### Teks yang Ditampilkan
= = = =
Organisasi masyarakat yang meresahkan masyarakat karena aksi-aksi anarkisnya dan terbukti melanggar hukum akan dibubarkan. Direktif langsung diberikan Presiden Susilo Bambang Yudhoyono di Kupang, NTT, Rabu, 9 Februari 2011.
Menindaklanjuti instruksi itu, Menteri Koordinator Bidang Politik, Hukum dan Keamanan Djoko Suyanto menjelaskan sekilas landasan pembubaran itu. Menurut Djoko, hal itu sudah tertuang jelas dalam Undang-Undang Nomor 8 Tahun 1985 tentang Organisasi Kemasyarakatan.
"Instruksi Presiden itu secara umum. Dan untuk penerapannya menggunakan undang-undang itu," kata Djoko dalam perbincangan telepon dengan
VIVAnews.com, Kamis, 10 Februari 2011.
Djoko menambahkan undang-undang itu masih sangat relevan karena dengan jelas mengatur setiap aspek dari organisasi masyarakat, termasuk pembubarannya. Peraturan teknis dan segala macam turunannya juga sudah dijabarkan oleh Kementerian Dalam Negeri.
= = = =
### Data yang Diberikan
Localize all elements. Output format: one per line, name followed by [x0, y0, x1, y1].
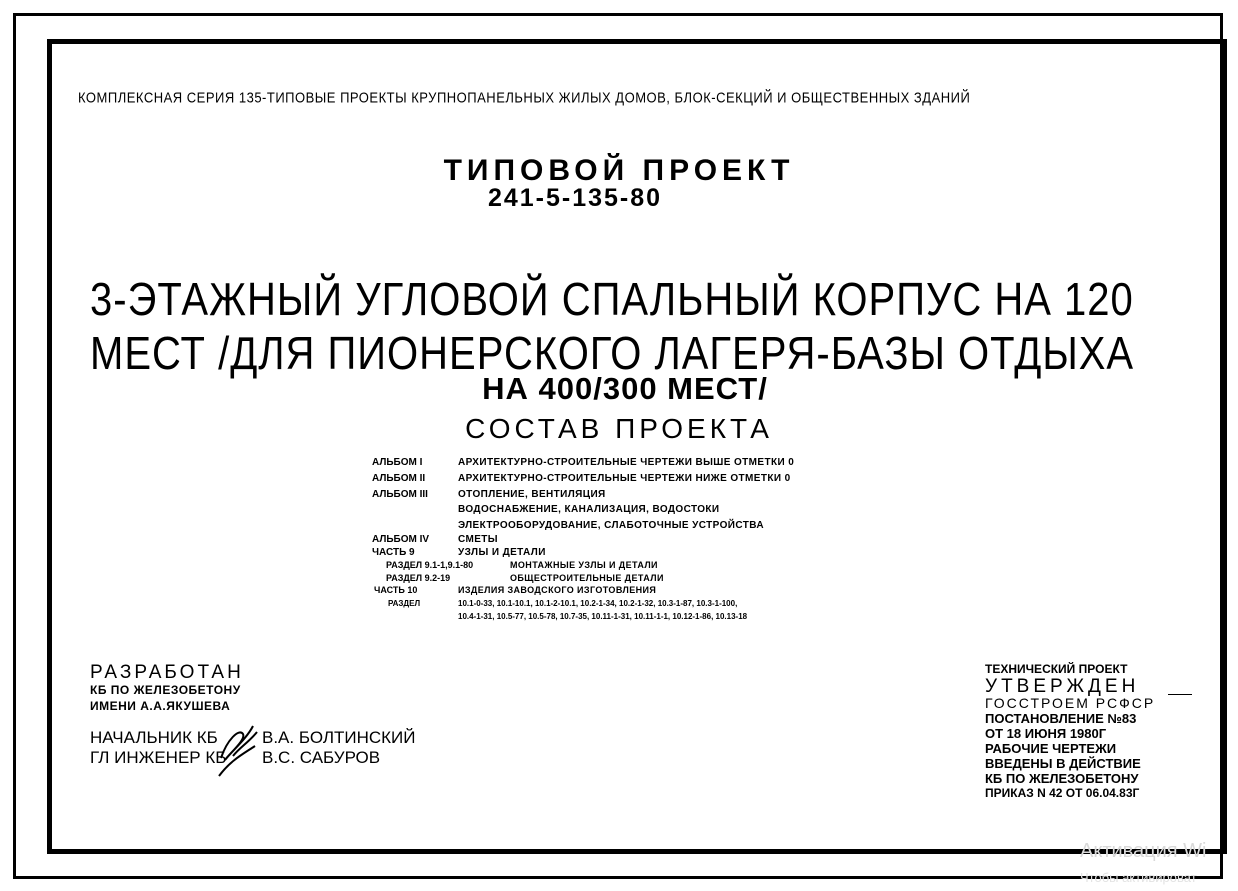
= = = =
### Soal
Menurut Djoko Suyanto dalam teks yang ditampilkan, undang-undang mana yang menjadi dasar pembubaran organisasi masyarakat?

### Jawaban Tertulis
Undang-Undang Nomor 8 Tahun 1985 tentang Organisasi Kemasyarakatan.